- **To be done**: Copy out all of the material exactly as presented.

---- Raw records

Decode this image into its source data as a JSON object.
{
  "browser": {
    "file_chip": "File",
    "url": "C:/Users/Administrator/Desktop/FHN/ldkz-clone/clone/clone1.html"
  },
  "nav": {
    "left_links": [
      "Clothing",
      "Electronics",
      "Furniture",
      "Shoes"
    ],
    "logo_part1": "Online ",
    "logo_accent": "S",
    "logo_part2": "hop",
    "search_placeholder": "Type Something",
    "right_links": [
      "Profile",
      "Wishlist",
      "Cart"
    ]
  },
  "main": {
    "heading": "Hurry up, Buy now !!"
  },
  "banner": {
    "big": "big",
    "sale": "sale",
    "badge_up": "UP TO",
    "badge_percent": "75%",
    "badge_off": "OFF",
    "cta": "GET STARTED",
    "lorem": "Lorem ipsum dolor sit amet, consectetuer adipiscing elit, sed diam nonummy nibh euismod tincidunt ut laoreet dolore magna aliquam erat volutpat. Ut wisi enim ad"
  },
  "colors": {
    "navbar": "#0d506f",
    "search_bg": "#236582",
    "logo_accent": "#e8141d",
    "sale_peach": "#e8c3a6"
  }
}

--------

- **Response below**:
Decode this image into its source data as a JSON object.
{
  "browser": {
    "file_chip": "File",
    "url": "C:/Users/Administrator/Desktop/FHN/ldkz-clone/clone/clone1.html"
  },
  "nav": {
    "left_links": [
      "Clothing",
      "Electronics",
      "Furniture",
      "Shoes"
    ],
    "logo_part1": "Online ",
    "logo_accent": "S",
    "logo_part2": "hop",
    "search_placeholder": "Type Something",
    "right_links": [
      "Profile",
      "Wishlist",
      "Cart"
    ]
  },
  "main": {
    "heading": "Hurry up, Buy now !!"
  },
  "banner": {
    "big": "big",
    "sale": "sale",
    "badge_up": "UP TO",
    "badge_percent": "75%",
    "badge_off": "OFF",
    "cta": "GET STARTED",
    "lorem": "Lorem ipsum dolor sit amet, consectetuer adipiscing elit, sed diam nonummy nibh euismod tincidunt ut laoreet dolore magna aliquam erat volutpat. Ut wisi enim ad"
  },
  "colors": {
    "navbar": "#0d506f",
    "search_bg": "#236582",
    "logo_accent": "#e8141d",
    "sale_peach": "#e8c3a6"
  }
}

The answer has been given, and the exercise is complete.